◆ **WHAT THE EXERCISE ASKS**
Copy out the listing word for word, from its very first line through the line containing "wizard-step-item[interactable]: 指定代理服务器 <box>12", including both of those lines.

====

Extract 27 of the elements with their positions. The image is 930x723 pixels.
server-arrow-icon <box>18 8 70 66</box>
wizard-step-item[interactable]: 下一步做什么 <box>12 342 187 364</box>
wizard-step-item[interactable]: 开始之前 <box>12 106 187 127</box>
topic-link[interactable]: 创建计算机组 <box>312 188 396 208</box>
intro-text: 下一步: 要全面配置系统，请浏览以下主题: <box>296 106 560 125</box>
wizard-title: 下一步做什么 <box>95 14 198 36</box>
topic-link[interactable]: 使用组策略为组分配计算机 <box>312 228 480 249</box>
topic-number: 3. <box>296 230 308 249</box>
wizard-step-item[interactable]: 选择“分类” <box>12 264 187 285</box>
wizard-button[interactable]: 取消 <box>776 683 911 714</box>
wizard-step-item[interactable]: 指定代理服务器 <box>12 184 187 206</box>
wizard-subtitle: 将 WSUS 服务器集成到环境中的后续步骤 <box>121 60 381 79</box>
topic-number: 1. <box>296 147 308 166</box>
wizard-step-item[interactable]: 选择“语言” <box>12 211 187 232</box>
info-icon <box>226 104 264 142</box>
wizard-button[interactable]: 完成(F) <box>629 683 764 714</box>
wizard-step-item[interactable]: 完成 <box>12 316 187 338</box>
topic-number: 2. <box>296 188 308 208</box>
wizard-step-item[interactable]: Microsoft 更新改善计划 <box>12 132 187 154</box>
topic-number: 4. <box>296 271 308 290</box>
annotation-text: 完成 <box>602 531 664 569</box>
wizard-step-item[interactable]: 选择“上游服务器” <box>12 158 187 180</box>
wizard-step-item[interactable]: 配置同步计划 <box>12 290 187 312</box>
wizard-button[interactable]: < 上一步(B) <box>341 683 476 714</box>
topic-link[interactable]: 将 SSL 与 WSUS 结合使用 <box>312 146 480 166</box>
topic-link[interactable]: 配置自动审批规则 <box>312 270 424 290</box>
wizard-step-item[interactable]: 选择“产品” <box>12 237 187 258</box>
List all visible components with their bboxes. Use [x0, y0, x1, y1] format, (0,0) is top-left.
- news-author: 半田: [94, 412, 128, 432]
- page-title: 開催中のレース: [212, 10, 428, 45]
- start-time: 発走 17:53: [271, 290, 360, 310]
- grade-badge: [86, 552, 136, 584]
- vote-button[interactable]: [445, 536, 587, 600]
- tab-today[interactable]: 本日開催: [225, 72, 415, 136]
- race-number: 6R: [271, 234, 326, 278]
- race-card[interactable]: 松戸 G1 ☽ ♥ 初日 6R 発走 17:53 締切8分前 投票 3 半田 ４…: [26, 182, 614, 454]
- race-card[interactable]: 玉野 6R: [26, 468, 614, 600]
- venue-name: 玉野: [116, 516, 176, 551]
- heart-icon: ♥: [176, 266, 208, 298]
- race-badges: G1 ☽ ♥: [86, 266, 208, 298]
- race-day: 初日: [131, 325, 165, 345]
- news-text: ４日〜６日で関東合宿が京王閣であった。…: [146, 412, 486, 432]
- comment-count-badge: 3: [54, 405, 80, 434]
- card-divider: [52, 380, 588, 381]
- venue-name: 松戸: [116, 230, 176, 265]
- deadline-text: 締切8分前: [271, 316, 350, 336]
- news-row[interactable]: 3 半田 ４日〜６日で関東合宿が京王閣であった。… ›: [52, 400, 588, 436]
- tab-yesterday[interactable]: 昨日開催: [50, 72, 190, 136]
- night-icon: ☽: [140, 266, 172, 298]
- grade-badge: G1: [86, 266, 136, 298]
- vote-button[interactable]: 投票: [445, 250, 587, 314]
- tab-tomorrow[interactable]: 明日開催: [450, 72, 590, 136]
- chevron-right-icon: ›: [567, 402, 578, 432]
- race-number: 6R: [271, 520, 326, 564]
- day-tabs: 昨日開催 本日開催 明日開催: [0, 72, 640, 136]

====

◆ **RESPONSE**
Extract 27 of the elements with their positions. The image is 930x723 pixels.
server-arrow-icon <box>18 8 70 66</box>
wizard-step-item[interactable]: 下一步做什么 <box>12 342 187 364</box>
wizard-step-item[interactable]: 开始之前 <box>12 106 187 127</box>
topic-link[interactable]: 创建计算机组 <box>312 188 396 208</box>
intro-text: 下一步: 要全面配置系统，请浏览以下主题: <box>296 106 560 125</box>
wizard-title: 下一步做什么 <box>95 14 198 36</box>
topic-link[interactable]: 使用组策略为组分配计算机 <box>312 228 480 249</box>
topic-number: 3. <box>296 230 308 249</box>
wizard-step-item[interactable]: 选择“分类” <box>12 264 187 285</box>
wizard-button[interactable]: 取消 <box>776 683 911 714</box>
wizard-step-item[interactable]: 指定代理服务器 <box>12 184 187 206</box>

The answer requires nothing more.